EXERCISE DIRECTIONS: Each line containing the word "title" should be found and copied.

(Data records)
========================================================================
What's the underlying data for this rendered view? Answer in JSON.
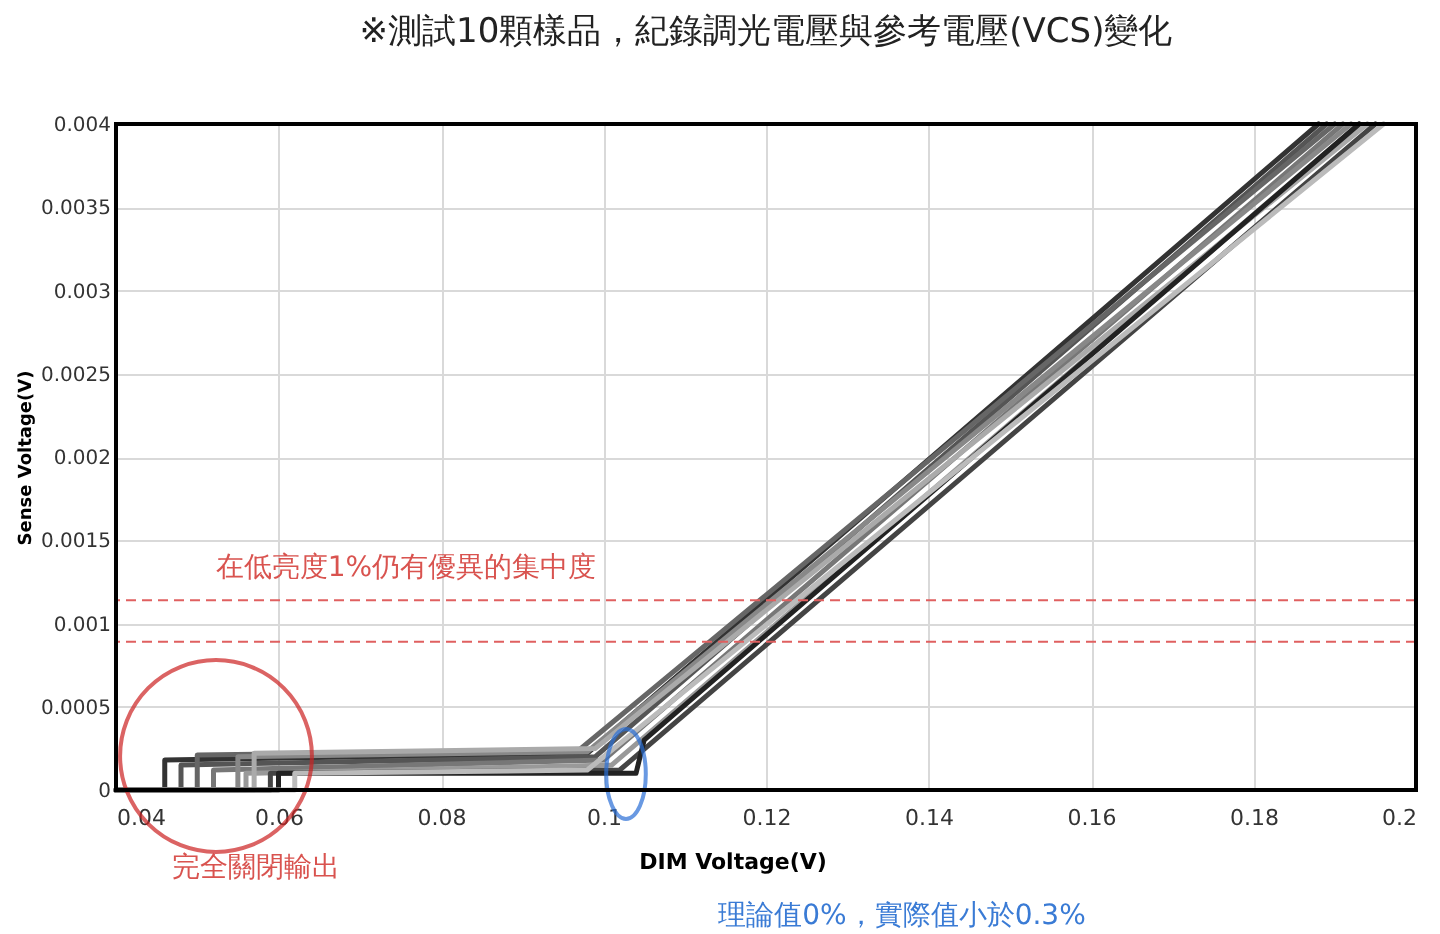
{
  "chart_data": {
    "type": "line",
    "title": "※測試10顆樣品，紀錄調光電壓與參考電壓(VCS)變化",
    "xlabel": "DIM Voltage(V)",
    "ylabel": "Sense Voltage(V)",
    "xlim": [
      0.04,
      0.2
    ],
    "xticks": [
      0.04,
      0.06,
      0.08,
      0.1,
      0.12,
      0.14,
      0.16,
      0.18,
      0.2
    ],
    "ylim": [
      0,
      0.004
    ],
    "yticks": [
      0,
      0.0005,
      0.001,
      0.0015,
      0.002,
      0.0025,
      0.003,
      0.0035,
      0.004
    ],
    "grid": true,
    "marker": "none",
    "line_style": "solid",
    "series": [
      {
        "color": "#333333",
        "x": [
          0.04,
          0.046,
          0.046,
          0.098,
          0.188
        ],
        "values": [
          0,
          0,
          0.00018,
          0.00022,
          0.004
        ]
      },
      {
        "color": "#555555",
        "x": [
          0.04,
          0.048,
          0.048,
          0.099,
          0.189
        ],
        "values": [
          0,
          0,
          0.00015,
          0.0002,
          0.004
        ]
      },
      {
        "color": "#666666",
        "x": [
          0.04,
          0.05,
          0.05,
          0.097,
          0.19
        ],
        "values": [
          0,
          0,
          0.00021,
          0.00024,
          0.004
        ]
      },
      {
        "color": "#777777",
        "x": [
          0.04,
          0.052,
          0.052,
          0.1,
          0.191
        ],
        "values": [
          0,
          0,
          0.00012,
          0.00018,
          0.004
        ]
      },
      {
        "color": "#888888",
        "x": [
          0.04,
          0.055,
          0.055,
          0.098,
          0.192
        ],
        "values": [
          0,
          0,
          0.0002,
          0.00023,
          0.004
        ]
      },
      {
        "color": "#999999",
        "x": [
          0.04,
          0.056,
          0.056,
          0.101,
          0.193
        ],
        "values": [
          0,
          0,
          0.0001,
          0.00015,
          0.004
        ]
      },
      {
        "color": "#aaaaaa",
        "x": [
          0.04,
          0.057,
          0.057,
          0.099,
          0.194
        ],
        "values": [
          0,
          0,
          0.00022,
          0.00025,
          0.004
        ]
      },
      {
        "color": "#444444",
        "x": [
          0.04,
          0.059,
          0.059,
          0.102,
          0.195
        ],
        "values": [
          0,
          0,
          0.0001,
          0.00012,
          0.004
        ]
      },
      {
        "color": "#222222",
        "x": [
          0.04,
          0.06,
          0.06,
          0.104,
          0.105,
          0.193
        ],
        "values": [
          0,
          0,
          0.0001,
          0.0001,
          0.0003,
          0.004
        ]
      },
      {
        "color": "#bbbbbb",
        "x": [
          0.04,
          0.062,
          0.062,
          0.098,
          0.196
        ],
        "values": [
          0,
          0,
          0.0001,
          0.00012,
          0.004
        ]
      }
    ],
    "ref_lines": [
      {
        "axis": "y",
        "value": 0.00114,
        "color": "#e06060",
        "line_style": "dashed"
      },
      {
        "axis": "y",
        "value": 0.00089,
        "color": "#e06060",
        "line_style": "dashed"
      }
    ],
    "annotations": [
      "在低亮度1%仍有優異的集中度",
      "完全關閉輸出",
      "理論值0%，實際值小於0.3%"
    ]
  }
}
========================================================================
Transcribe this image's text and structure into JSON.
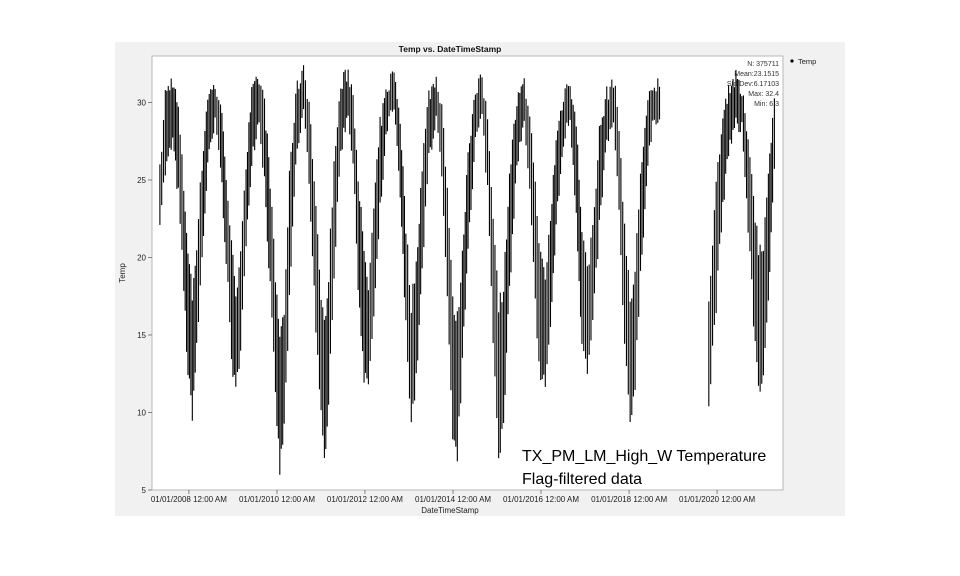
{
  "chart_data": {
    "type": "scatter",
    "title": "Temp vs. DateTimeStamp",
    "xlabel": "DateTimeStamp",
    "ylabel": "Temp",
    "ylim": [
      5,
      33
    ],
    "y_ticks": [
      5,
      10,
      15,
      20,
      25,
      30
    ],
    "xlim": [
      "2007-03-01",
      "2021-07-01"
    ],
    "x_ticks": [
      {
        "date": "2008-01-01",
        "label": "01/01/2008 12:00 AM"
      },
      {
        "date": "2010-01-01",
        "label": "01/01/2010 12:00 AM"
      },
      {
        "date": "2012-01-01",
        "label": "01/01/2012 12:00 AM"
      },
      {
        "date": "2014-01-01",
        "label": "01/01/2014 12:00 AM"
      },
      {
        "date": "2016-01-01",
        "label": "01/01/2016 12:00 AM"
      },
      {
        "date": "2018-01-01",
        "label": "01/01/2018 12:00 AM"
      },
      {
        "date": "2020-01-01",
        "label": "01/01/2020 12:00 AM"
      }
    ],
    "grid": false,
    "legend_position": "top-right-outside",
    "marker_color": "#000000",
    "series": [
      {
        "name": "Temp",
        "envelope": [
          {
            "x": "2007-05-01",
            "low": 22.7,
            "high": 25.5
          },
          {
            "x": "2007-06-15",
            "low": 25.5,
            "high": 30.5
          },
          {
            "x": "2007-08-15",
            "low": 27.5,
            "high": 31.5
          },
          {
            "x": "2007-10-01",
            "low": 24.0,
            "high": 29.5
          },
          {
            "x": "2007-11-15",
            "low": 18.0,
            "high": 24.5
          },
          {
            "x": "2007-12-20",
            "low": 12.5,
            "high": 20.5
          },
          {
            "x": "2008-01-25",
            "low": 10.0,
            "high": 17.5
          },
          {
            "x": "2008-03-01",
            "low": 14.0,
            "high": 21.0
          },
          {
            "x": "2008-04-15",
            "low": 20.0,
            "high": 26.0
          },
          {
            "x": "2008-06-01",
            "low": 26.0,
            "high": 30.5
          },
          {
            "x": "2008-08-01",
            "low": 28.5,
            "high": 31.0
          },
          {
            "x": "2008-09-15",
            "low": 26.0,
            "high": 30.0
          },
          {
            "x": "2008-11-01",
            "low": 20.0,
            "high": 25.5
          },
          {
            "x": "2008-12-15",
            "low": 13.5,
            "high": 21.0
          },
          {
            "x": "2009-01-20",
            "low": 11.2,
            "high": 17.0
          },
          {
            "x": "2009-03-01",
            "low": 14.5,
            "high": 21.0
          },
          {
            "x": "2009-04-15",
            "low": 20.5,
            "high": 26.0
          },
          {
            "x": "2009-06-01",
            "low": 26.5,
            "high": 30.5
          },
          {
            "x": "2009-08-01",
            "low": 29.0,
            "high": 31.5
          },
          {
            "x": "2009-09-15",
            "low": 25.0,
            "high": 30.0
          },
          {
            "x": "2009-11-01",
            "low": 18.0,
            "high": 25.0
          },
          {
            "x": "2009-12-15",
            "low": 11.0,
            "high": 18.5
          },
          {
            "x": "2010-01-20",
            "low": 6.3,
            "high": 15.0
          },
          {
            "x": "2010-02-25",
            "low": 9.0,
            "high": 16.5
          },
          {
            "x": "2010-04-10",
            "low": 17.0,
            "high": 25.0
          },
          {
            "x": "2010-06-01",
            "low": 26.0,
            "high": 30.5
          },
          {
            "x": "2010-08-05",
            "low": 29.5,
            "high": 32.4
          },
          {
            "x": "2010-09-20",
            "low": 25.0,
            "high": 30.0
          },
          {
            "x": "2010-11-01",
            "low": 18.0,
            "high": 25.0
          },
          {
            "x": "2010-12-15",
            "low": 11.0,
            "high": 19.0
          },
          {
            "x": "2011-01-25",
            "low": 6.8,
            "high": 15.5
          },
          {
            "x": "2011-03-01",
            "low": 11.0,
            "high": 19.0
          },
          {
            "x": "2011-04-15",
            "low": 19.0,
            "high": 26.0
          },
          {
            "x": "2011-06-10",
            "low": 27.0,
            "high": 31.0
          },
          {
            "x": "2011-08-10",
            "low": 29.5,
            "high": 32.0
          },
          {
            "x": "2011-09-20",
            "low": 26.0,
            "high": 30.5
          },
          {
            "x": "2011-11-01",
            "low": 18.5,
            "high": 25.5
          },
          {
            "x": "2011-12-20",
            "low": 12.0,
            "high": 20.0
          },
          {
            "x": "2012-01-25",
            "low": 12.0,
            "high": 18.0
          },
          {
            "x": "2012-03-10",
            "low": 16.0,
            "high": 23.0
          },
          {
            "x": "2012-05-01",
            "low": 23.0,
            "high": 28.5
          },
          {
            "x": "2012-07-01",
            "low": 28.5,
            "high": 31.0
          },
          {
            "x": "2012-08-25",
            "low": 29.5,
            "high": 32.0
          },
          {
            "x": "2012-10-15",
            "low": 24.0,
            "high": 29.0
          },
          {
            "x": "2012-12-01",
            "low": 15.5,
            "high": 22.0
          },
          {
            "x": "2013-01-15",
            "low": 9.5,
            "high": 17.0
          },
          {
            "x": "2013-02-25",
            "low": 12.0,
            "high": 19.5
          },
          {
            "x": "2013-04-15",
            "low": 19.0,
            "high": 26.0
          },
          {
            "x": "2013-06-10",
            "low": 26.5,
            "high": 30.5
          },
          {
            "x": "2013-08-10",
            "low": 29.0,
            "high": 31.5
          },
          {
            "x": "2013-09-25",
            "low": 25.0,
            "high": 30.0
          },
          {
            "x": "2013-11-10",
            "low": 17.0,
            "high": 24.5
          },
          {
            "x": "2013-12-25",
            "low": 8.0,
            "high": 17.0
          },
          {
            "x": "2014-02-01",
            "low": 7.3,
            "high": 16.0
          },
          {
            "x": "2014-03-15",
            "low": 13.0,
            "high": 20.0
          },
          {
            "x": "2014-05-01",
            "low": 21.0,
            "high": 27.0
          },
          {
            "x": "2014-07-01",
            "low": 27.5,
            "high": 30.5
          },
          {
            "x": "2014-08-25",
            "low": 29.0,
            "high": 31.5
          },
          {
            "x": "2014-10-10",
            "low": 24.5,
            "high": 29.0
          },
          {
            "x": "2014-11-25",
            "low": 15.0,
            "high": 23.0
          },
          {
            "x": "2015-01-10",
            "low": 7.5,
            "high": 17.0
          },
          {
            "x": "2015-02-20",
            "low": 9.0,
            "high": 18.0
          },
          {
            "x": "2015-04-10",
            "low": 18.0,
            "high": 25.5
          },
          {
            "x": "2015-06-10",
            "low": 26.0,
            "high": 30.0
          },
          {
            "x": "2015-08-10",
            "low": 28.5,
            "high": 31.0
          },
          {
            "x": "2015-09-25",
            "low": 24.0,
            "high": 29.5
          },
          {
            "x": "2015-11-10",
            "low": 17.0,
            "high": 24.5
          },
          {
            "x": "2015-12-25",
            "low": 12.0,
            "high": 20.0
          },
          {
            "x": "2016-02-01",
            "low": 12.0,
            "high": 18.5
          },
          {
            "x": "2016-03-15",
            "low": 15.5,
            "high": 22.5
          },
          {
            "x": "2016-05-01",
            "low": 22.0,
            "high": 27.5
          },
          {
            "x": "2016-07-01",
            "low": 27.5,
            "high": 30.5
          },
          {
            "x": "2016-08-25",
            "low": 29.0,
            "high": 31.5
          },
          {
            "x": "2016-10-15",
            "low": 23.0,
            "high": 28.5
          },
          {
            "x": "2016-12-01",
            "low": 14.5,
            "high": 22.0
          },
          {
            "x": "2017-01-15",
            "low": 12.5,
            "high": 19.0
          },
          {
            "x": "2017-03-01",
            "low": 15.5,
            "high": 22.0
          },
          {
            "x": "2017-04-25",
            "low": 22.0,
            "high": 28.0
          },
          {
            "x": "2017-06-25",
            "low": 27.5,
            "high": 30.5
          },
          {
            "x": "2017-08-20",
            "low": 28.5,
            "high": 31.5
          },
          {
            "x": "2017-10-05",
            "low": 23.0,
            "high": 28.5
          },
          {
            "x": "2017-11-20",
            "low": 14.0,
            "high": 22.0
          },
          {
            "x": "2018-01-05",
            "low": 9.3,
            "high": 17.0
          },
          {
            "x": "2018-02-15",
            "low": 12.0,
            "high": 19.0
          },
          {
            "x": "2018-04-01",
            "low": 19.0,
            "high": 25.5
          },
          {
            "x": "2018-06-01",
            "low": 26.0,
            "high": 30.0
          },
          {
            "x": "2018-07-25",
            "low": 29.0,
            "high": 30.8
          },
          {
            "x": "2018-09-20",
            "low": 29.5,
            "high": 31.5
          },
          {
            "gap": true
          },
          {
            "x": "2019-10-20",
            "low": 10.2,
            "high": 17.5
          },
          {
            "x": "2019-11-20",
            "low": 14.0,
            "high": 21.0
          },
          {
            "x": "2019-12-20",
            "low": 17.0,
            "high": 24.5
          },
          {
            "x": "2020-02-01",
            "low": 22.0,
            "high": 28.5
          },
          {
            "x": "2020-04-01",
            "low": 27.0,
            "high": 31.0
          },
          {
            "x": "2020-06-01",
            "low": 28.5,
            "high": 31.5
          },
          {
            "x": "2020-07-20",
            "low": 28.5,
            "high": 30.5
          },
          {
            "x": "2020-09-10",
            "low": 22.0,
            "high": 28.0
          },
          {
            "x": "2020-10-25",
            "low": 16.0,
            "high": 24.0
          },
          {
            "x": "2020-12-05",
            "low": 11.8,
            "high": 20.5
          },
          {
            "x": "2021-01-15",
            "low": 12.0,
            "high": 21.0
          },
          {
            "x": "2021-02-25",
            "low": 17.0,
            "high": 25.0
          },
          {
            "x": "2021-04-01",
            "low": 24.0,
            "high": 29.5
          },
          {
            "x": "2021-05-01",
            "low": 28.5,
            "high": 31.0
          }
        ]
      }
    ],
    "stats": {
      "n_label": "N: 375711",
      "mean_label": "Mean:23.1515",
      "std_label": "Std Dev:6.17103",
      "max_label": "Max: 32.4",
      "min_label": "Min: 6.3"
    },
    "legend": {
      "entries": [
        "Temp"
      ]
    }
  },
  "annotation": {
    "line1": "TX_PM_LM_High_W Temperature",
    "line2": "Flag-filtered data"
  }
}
========================================================================
TASK RESULT:
    "title": "※測試10顆樣品，紀錄調光電壓與參考電壓(VCS)變化",
    "title": "Temp vs. DateTimeStamp",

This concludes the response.